» What to work on
Repeat the listing exactly as given, omitting every image.
>> START Supplied entries
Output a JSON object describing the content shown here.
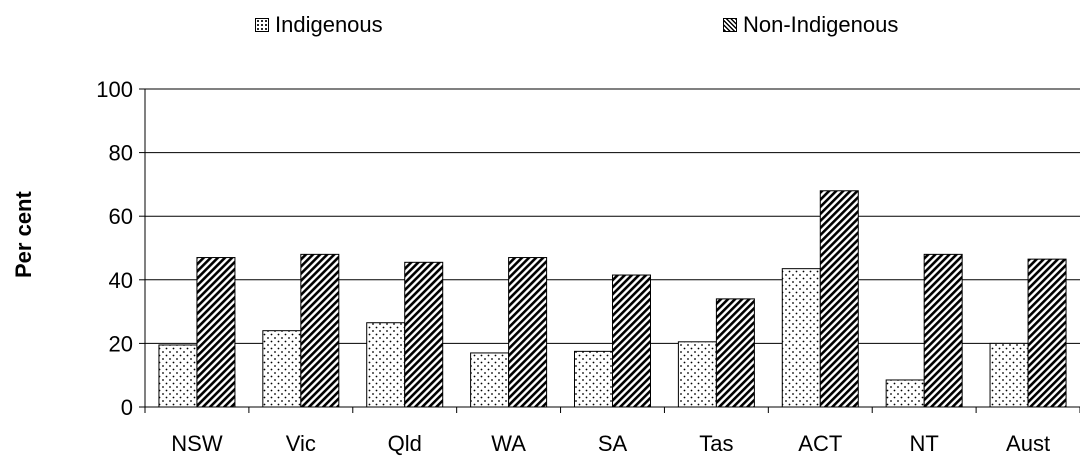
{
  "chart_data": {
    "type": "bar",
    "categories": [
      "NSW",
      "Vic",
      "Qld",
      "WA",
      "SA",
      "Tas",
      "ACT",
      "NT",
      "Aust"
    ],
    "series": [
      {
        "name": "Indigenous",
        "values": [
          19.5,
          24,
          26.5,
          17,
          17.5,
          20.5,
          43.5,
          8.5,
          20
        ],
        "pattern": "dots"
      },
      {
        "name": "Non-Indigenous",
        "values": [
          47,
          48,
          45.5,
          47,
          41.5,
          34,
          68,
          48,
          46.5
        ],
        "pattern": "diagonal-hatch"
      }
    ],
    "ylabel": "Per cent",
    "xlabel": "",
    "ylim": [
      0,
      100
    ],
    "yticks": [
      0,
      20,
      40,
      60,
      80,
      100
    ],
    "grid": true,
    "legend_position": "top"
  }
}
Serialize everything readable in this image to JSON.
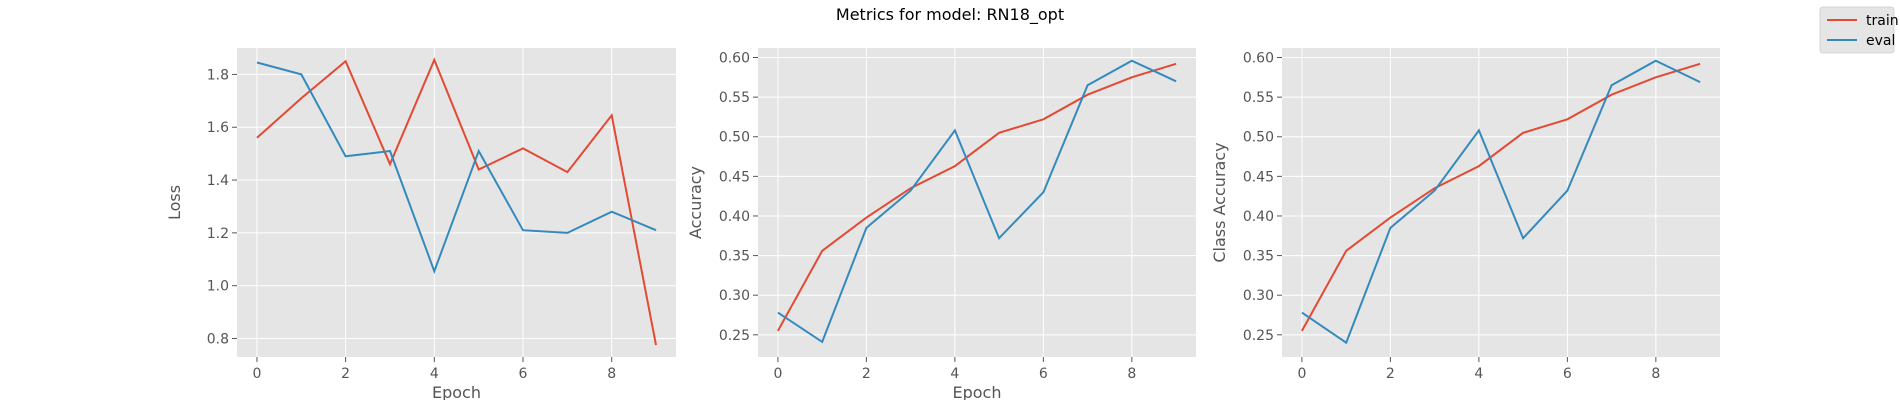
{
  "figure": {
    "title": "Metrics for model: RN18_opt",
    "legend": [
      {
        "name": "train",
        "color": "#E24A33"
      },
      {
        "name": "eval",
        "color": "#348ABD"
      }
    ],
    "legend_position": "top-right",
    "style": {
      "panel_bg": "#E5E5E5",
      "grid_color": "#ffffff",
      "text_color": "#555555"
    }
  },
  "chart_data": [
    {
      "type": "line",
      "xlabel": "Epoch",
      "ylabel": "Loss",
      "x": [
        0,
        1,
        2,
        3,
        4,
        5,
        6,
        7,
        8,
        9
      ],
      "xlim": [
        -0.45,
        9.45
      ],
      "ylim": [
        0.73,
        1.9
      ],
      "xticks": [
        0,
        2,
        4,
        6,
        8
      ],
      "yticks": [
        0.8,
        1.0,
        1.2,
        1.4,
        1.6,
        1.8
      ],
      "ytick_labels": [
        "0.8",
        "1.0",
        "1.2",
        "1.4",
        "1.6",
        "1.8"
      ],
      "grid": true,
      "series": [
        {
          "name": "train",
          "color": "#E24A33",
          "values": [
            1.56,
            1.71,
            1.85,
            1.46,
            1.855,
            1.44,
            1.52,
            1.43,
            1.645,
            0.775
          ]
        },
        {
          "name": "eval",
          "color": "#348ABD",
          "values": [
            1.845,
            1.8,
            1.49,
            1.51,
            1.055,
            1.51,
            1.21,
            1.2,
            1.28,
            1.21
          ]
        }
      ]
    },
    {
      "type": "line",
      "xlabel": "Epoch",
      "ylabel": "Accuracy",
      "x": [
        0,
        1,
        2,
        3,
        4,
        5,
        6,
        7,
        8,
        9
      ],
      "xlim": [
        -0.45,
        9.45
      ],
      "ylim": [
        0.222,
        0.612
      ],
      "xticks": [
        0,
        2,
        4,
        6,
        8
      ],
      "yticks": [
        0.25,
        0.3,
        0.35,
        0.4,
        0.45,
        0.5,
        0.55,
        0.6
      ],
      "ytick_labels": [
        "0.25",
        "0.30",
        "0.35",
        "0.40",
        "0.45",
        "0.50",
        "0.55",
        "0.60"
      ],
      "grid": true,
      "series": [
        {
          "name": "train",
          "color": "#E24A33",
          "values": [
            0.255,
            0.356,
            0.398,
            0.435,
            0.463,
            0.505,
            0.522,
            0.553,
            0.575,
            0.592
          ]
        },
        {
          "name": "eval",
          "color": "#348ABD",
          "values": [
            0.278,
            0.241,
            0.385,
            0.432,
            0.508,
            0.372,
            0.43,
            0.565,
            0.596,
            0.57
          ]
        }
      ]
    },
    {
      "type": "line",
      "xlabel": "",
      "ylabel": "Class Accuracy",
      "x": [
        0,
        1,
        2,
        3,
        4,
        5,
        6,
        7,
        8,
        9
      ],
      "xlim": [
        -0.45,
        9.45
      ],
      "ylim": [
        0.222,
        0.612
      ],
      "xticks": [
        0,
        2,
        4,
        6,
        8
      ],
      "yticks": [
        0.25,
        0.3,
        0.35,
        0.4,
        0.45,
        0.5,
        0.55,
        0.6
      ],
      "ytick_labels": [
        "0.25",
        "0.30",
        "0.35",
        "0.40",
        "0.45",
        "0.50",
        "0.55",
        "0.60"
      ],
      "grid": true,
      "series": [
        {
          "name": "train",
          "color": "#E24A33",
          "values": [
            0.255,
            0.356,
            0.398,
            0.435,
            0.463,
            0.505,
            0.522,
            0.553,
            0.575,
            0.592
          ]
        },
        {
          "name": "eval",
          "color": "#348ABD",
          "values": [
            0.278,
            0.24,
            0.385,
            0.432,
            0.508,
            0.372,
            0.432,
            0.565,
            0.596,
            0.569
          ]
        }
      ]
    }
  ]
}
>> END Supplied entries
» Full answer
Output a JSON object describing the content shown here.
{
  "chart_data": {
    "type": "bar",
    "categories": [
      "NSW",
      "Vic",
      "Qld",
      "WA",
      "SA",
      "Tas",
      "ACT",
      "NT",
      "Aust"
    ],
    "series": [
      {
        "name": "Indigenous",
        "values": [
          19.5,
          24,
          26.5,
          17,
          17.5,
          20.5,
          43.5,
          8.5,
          20
        ],
        "pattern": "dots"
      },
      {
        "name": "Non-Indigenous",
        "values": [
          47,
          48,
          45.5,
          47,
          41.5,
          34,
          68,
          48,
          46.5
        ],
        "pattern": "diagonal-hatch"
      }
    ],
    "ylabel": "Per cent",
    "xlabel": "",
    "ylim": [
      0,
      100
    ],
    "yticks": [
      0,
      20,
      40,
      60,
      80,
      100
    ],
    "grid": true,
    "legend_position": "top"
  }
}
Serialize everything readable in this image to JSON.
{
  "figure": {
    "title": "Metrics for model: RN18_opt",
    "legend": [
      {
        "name": "train",
        "color": "#E24A33"
      },
      {
        "name": "eval",
        "color": "#348ABD"
      }
    ],
    "legend_position": "top-right",
    "style": {
      "panel_bg": "#E5E5E5",
      "grid_color": "#ffffff",
      "text_color": "#555555"
    }
  },
  "chart_data": [
    {
      "type": "line",
      "xlabel": "Epoch",
      "ylabel": "Loss",
      "x": [
        0,
        1,
        2,
        3,
        4,
        5,
        6,
        7,
        8,
        9
      ],
      "xlim": [
        -0.45,
        9.45
      ],
      "ylim": [
        0.73,
        1.9
      ],
      "xticks": [
        0,
        2,
        4,
        6,
        8
      ],
      "yticks": [
        0.8,
        1.0,
        1.2,
        1.4,
        1.6,
        1.8
      ],
      "ytick_labels": [
        "0.8",
        "1.0",
        "1.2",
        "1.4",
        "1.6",
        "1.8"
      ],
      "grid": true,
      "series": [
        {
          "name": "train",
          "color": "#E24A33",
          "values": [
            1.56,
            1.71,
            1.85,
            1.46,
            1.855,
            1.44,
            1.52,
            1.43,
            1.645,
            0.775
          ]
        },
        {
          "name": "eval",
          "color": "#348ABD",
          "values": [
            1.845,
            1.8,
            1.49,
            1.51,
            1.055,
            1.51,
            1.21,
            1.2,
            1.28,
            1.21
          ]
        }
      ]
    },
    {
      "type": "line",
      "xlabel": "Epoch",
      "ylabel": "Accuracy",
      "x": [
        0,
        1,
        2,
        3,
        4,
        5,
        6,
        7,
        8,
        9
      ],
      "xlim": [
        -0.45,
        9.45
      ],
      "ylim": [
        0.222,
        0.612
      ],
      "xticks": [
        0,
        2,
        4,
        6,
        8
      ],
      "yticks": [
        0.25,
        0.3,
        0.35,
        0.4,
        0.45,
        0.5,
        0.55,
        0.6
      ],
      "ytick_labels": [
        "0.25",
        "0.30",
        "0.35",
        "0.40",
        "0.45",
        "0.50",
        "0.55",
        "0.60"
      ],
      "grid": true,
      "series": [
        {
          "name": "train",
          "color": "#E24A33",
          "values": [
            0.255,
            0.356,
            0.398,
            0.435,
            0.463,
            0.505,
            0.522,
            0.553,
            0.575,
            0.592
          ]
        },
        {
          "name": "eval",
          "color": "#348ABD",
          "values": [
            0.278,
            0.241,
            0.385,
            0.432,
            0.508,
            0.372,
            0.43,
            0.565,
            0.596,
            0.57
          ]
        }
      ]
    },
    {
      "type": "line",
      "xlabel": "",
      "ylabel": "Class Accuracy",
      "x": [
        0,
        1,
        2,
        3,
        4,
        5,
        6,
        7,
        8,
        9
      ],
      "xlim": [
        -0.45,
        9.45
      ],
      "ylim": [
        0.222,
        0.612
      ],
      "xticks": [
        0,
        2,
        4,
        6,
        8
      ],
      "yticks": [
        0.25,
        0.3,
        0.35,
        0.4,
        0.45,
        0.5,
        0.55,
        0.6
      ],
      "ytick_labels": [
        "0.25",
        "0.30",
        "0.35",
        "0.40",
        "0.45",
        "0.50",
        "0.55",
        "0.60"
      ],
      "grid": true,
      "series": [
        {
          "name": "train",
          "color": "#E24A33",
          "values": [
            0.255,
            0.356,
            0.398,
            0.435,
            0.463,
            0.505,
            0.522,
            0.553,
            0.575,
            0.592
          ]
        },
        {
          "name": "eval",
          "color": "#348ABD",
          "values": [
            0.278,
            0.24,
            0.385,
            0.432,
            0.508,
            0.372,
            0.432,
            0.565,
            0.596,
            0.569
          ]
        }
      ]
    }
  ]
}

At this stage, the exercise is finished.